__WHAT TO PRODUCE__. Scan the entries below and count the lines holding the string "SUPERIOR". Supply only the number.

— BEGIN —

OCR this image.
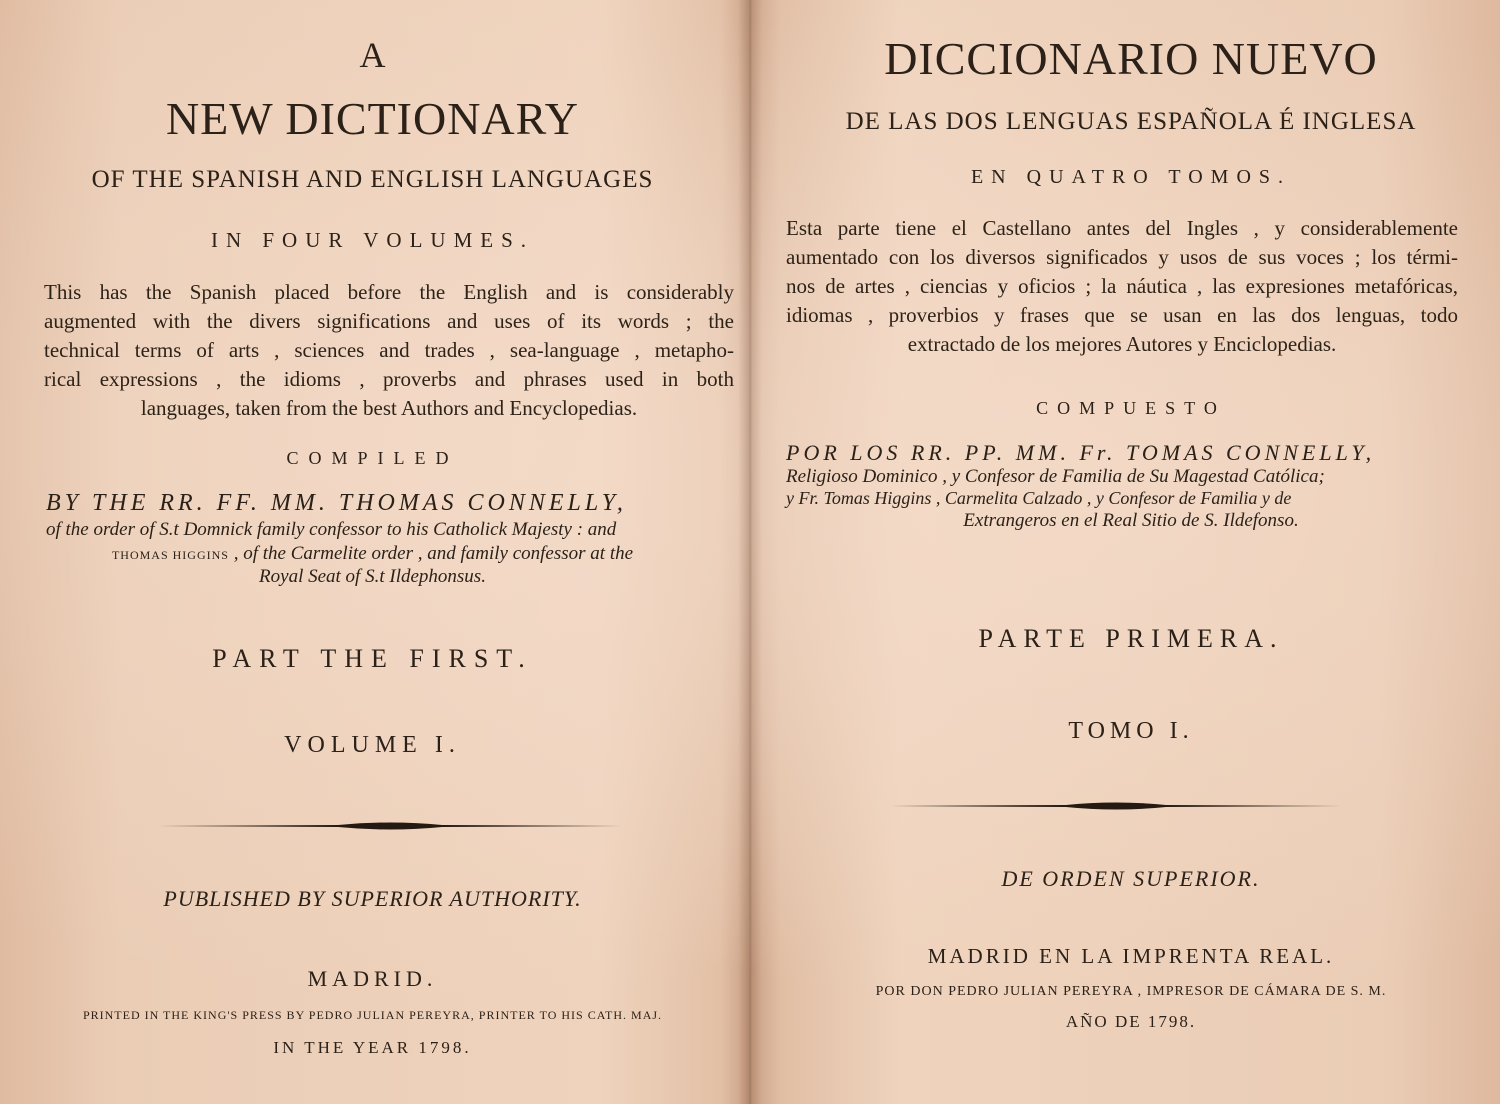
A
NEW DICTIONARY
OF THE SPANISH AND ENGLISH LANGUAGES
IN FOUR VOLUMES.
This has the Spanish placed before the English and is considerably
augmented with the divers significations and uses of its words ; the
technical terms of arts , sciences and trades , sea-language , metapho-
rical expressions , the idioms , proverbs and phrases used in both
languages, taken from the best Authors and Encyclopedias.
COMPILED
BY THE RR. FF. MM. THOMAS CONNELLY,
of the order of S.t Domnick family confessor to his Catholick Majesty : and
THOMAS HIGGINS , of the Carmelite order , and family confessor at the
Royal Seat of S.t Ildephonsus.
PART THE FIRST.
VOLUME I.
PUBLISHED BY SUPERIOR AUTHORITY.
MADRID.
PRINTED IN THE KING'S PRESS BY PEDRO JULIAN PEREYRA, PRINTER TO HIS CATH. MAJ.
IN THE YEAR 1798.
DICCIONARIO NUEVO
DE LAS DOS LENGUAS ESPAÑOLA É INGLESA
EN QUATRO TOMOS.
Esta parte tiene el Castellano antes del Ingles , y considerablemente
aumentado con los diversos significados y usos de sus voces ; los térmi-
nos de artes , ciencias y oficios ; la náutica , las expresiones metafóricas,
idiomas , proverbios y frases que se usan en las dos lenguas, todo
extractado de los mejores Autores y Enciclopedias.
COMPUESTO
POR LOS RR. PP. MM. Fr. TOMAS CONNELLY,
Religioso Dominico , y Confesor de Familia de Su Magestad Católica;
y Fr. Tomas Higgins , Carmelita Calzado , y Confesor de Familia y de
Extrangeros en el Real Sitio de S. Ildefonso.
PARTE PRIMERA.
TOMO I.
DE ORDEN SUPERIOR.
MADRID EN LA IMPRENTA REAL.
POR DON PEDRO JULIAN PEREYRA , IMPRESOR DE CÁMARA DE S. M.
AÑO DE 1798.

— END —

__RESPONSE__. 2